- **INPUT ROWS**:
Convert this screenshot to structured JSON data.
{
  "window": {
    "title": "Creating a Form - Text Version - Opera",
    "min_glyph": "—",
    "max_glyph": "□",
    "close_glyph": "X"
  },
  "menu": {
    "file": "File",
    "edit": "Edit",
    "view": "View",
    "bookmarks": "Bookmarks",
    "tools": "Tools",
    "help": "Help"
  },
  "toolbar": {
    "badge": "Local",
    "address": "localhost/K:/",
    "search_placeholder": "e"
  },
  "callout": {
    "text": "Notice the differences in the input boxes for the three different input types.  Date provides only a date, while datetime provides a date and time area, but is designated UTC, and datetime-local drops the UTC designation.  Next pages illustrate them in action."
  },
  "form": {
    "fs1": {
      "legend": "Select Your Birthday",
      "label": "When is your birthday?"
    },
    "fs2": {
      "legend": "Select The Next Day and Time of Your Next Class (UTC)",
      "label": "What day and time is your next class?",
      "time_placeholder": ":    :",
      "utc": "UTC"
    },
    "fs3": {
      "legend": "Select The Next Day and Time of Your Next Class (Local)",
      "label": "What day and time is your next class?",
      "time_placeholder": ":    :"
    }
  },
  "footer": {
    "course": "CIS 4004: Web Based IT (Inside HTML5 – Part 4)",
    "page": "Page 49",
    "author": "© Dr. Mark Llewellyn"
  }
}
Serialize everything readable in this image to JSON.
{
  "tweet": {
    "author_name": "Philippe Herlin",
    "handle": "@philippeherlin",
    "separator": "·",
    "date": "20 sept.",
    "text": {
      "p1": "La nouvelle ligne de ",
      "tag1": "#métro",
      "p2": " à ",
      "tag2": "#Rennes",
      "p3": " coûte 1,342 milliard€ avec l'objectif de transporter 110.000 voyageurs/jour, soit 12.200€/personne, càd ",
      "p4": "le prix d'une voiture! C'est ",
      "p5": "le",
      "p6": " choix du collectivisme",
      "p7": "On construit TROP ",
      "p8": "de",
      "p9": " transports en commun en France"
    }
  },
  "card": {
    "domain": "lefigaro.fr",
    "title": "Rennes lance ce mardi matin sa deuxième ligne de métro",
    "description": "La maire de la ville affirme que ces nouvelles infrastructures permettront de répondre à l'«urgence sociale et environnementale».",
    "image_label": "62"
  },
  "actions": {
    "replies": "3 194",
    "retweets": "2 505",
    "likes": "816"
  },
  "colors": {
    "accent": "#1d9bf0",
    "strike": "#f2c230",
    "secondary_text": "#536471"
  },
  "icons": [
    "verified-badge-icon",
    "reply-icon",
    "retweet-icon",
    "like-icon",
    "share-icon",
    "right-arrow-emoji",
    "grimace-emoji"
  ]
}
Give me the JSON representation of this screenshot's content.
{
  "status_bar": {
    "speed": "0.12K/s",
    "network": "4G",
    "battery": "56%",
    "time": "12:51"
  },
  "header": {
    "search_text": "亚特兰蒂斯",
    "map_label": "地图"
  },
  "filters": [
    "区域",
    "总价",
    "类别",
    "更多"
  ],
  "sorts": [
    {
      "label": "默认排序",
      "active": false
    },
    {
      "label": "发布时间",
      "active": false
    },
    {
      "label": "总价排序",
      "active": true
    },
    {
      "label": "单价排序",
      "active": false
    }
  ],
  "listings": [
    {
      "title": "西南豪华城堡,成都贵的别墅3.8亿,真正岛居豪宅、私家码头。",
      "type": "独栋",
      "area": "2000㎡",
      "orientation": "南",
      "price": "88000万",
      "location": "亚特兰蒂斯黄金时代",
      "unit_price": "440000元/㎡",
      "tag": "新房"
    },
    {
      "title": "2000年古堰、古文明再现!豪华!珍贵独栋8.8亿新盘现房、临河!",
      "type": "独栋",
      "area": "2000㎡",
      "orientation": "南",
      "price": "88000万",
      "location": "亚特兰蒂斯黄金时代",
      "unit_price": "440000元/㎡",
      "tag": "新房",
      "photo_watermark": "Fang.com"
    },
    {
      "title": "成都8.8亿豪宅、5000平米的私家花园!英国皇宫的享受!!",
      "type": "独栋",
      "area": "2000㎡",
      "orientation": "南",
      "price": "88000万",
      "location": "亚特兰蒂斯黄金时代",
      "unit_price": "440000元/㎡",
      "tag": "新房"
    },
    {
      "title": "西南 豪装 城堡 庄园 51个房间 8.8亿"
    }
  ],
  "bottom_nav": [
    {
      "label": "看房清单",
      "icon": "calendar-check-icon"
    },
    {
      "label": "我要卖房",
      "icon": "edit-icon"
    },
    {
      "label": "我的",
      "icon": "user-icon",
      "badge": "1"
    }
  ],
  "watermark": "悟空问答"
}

- **PROBLEM TO SOLVE**:
The answer is a single number: how many lines include the word "badge"?

- **RESULT**:
3